**Work to complete:** Write out the entire listing below exactly, with the pictures left out.

[Items from a figure collection]
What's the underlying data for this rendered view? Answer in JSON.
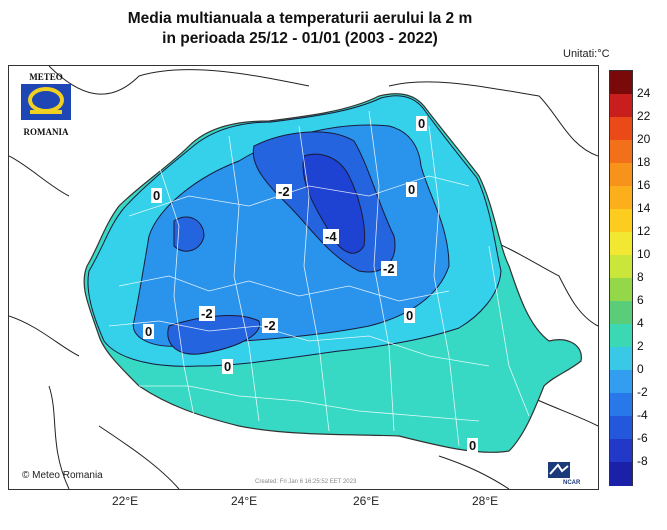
{
  "title_line1": "Media multianuala a temperaturii aerului la 2 m",
  "title_line2": "in perioada 25/12 - 01/01 (2003 - 2022)",
  "units": "Unitati:°C",
  "logo": {
    "top": "METEO",
    "bottom": "ROMANIA"
  },
  "copyright": "Meteo Romania",
  "created": "Created: Fri Jan  6 16:25:52 EET 2023",
  "ncar_label": "NCAR",
  "x_ticks": [
    "22°E",
    "24°E",
    "26°E",
    "28°E"
  ],
  "contour_labels": [
    "0",
    "-2",
    "-4",
    "0",
    "0",
    "-2",
    "0",
    "-2",
    "-2",
    "0",
    "0",
    "0"
  ],
  "legend": {
    "labels": [
      "24",
      "22",
      "20",
      "18",
      "16",
      "14",
      "12",
      "10",
      "8",
      "6",
      "4",
      "2",
      "0",
      "-2",
      "-4",
      "-6",
      "-8"
    ],
    "colors": [
      "#7a0a0a",
      "#c81e1e",
      "#ea4a18",
      "#f2701a",
      "#f7921a",
      "#fbaf1a",
      "#fccd1e",
      "#f2e832",
      "#cbe63a",
      "#94d84a",
      "#5bcc78",
      "#3bd8b4",
      "#39c8e6",
      "#339ef0",
      "#2878ea",
      "#2458dc",
      "#2238c8",
      "#1a20a8"
    ]
  },
  "map_colors": {
    "neighbor": "#ffffff",
    "black_sea": "#ffffff",
    "zone_warm": "#37d9c4",
    "zone_0": "#35d0ea",
    "zone_m2": "#2a94ec",
    "zone_m4": "#2464de",
    "zone_m6": "#1e42d2",
    "county_lines": "#ffffff",
    "contour_lines": "#1a1a3a"
  }
}
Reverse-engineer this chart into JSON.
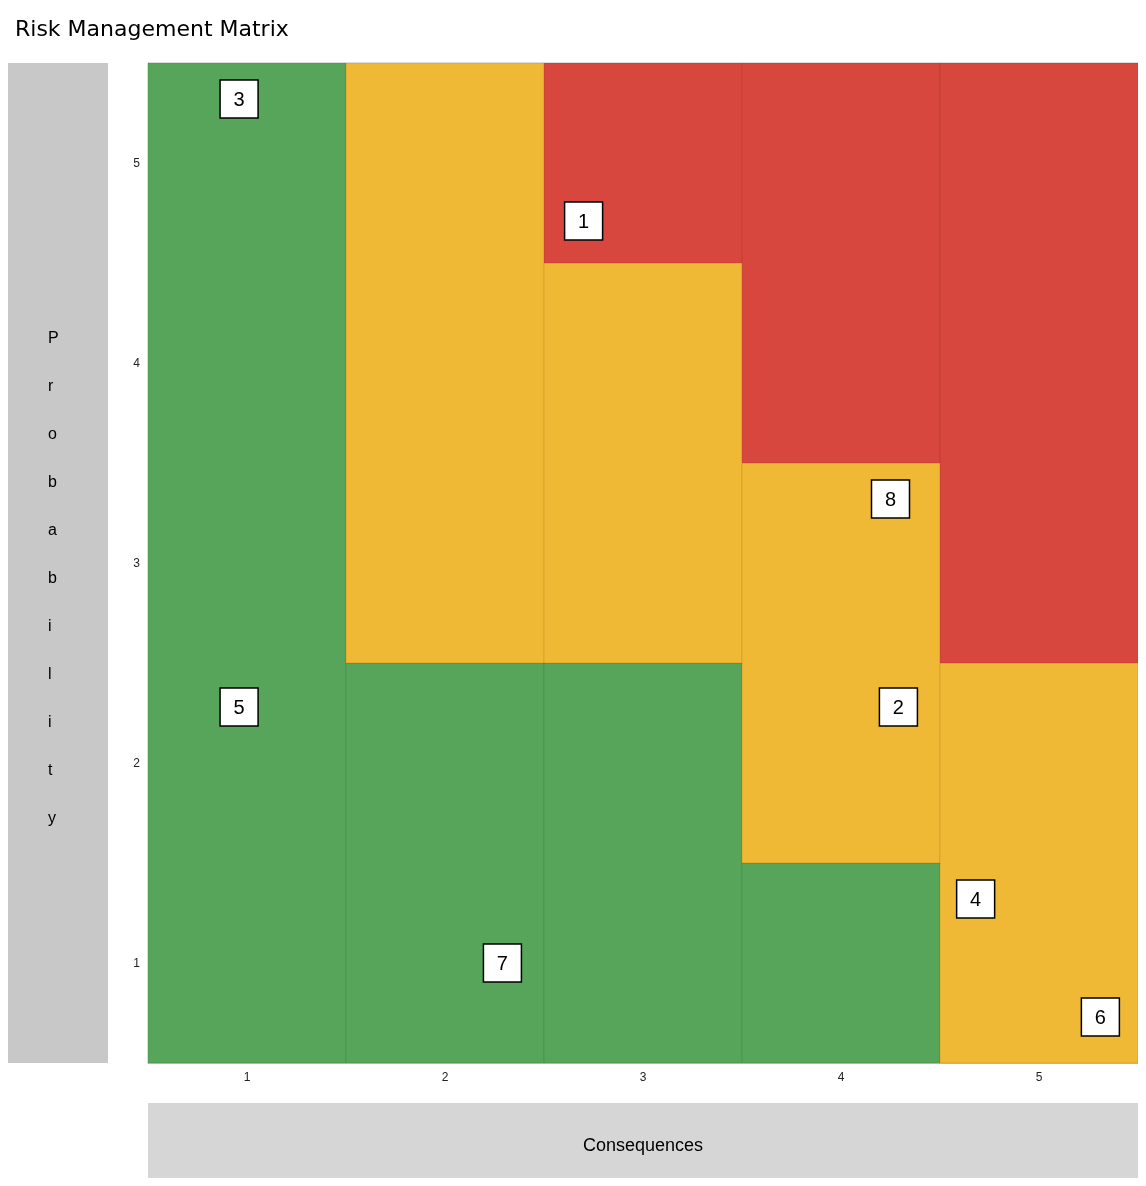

**Task result:**
What's the underlying data for this rendered view? Answer in JSON.
{
  "title_line1": "Media multianuala a temperaturii aerului la 2 m",
  "title_line2": "in perioada 25/12 - 01/01 (2003 - 2022)",
  "units": "Unitati:°C",
  "logo": {
    "top": "METEO",
    "bottom": "ROMANIA"
  },
  "copyright": "Meteo Romania",
  "created": "Created: Fri Jan  6 16:25:52 EET 2023",
  "ncar_label": "NCAR",
  "x_ticks": [
    "22°E",
    "24°E",
    "26°E",
    "28°E"
  ],
  "contour_labels": [
    "0",
    "-2",
    "-4",
    "0",
    "0",
    "-2",
    "0",
    "-2",
    "-2",
    "0",
    "0",
    "0"
  ],
  "legend": {
    "labels": [
      "24",
      "22",
      "20",
      "18",
      "16",
      "14",
      "12",
      "10",
      "8",
      "6",
      "4",
      "2",
      "0",
      "-2",
      "-4",
      "-6",
      "-8"
    ],
    "colors": [
      "#7a0a0a",
      "#c81e1e",
      "#ea4a18",
      "#f2701a",
      "#f7921a",
      "#fbaf1a",
      "#fccd1e",
      "#f2e832",
      "#cbe63a",
      "#94d84a",
      "#5bcc78",
      "#3bd8b4",
      "#39c8e6",
      "#339ef0",
      "#2878ea",
      "#2458dc",
      "#2238c8",
      "#1a20a8"
    ]
  },
  "map_colors": {
    "neighbor": "#ffffff",
    "black_sea": "#ffffff",
    "zone_warm": "#37d9c4",
    "zone_0": "#35d0ea",
    "zone_m2": "#2a94ec",
    "zone_m4": "#2464de",
    "zone_m6": "#1e42d2",
    "county_lines": "#ffffff",
    "contour_lines": "#1a1a3a"
  }
}
Reverse-engineer this chart into JSON.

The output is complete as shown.